■ Exercise objective:
Write out all entries word for word.

■ Collected data:
-*-

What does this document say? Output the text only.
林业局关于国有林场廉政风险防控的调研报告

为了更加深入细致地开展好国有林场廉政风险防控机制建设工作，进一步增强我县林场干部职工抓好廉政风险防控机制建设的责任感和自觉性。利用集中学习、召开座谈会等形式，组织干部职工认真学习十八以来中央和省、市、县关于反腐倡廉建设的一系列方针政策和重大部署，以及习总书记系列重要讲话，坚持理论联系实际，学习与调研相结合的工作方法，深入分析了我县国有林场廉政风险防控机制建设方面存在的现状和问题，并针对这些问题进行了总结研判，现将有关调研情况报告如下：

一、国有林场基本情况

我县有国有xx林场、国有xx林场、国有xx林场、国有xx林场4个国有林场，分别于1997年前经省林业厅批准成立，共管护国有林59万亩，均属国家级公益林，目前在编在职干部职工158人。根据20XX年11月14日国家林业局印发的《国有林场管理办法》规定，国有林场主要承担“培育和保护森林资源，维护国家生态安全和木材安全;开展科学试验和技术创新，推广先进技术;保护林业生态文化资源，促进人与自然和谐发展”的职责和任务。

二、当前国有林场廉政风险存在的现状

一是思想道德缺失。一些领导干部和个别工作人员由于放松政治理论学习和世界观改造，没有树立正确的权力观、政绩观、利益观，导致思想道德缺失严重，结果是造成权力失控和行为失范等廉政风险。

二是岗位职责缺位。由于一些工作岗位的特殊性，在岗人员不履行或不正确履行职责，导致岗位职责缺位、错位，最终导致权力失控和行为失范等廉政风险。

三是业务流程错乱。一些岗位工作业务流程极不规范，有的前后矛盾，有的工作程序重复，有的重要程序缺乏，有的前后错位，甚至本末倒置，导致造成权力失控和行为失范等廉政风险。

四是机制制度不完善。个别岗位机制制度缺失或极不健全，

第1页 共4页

-*-

■ Answer for this exercise:
What does this document say? Output the text only.
林业局关于国有林场廉政风险防控的调研报告

为了更加深入细致地开展好国有林场廉政风险防控机制建设工作，进一步增强我县林场干部职工抓好廉政风险防控机制建设的责任感和自觉性。利用集中学习、召开座谈会等形式，组织干部职工认真学习十八以来中央和省、市、县关于反腐倡廉建设的一系列方针政策和重大部署，以及习总书记系列重要讲话，坚持理论联系实际，学习与调研相结合的工作方法，深入分析了我县国有林场廉政风险防控机制建设方面存在的现状和问题，并针对这些问题进行了总结研判，现将有关调研情况报告如下：

一、国有林场基本情况

我县有国有xx林场、国有xx林场、国有xx林场、国有xx林场4个国有林场，分别于1997年前经省林业厅批准成立，共管护国有林59万亩，均属国家级公益林，目前在编在职干部职工158人。根据20XX年11月14日国家林业局印发的《国有林场管理办法》规定，国有林场主要承担“培育和保护森林资源，维护国家生态安全和木材安全;开展科学试验和技术创新，推广先进技术;保护林业生态文化资源，促进人与自然和谐发展”的职责和任务。

二、当前国有林场廉政风险存在的现状

一是思想道德缺失。一些领导干部和个别工作人员由于放松政治理论学习和世界观改造，没有树立正确的权力观、政绩观、利益观，导致思想道德缺失严重，结果是造成权力失控和行为失范等廉政风险。

二是岗位职责缺位。由于一些工作岗位的特殊性，在岗人员不履行或不正确履行职责，导致岗位职责缺位、错位，最终导致权力失控和行为失范等廉政风险。

三是业务流程错乱。一些岗位工作业务流程极不规范，有的前后矛盾，有的工作程序重复，有的重要程序缺乏，有的前后错位，甚至本末倒置，导致造成权力失控和行为失范等廉政风险。

四是机制制度不完善。个别岗位机制制度缺失或极不健全，

第1页 共4页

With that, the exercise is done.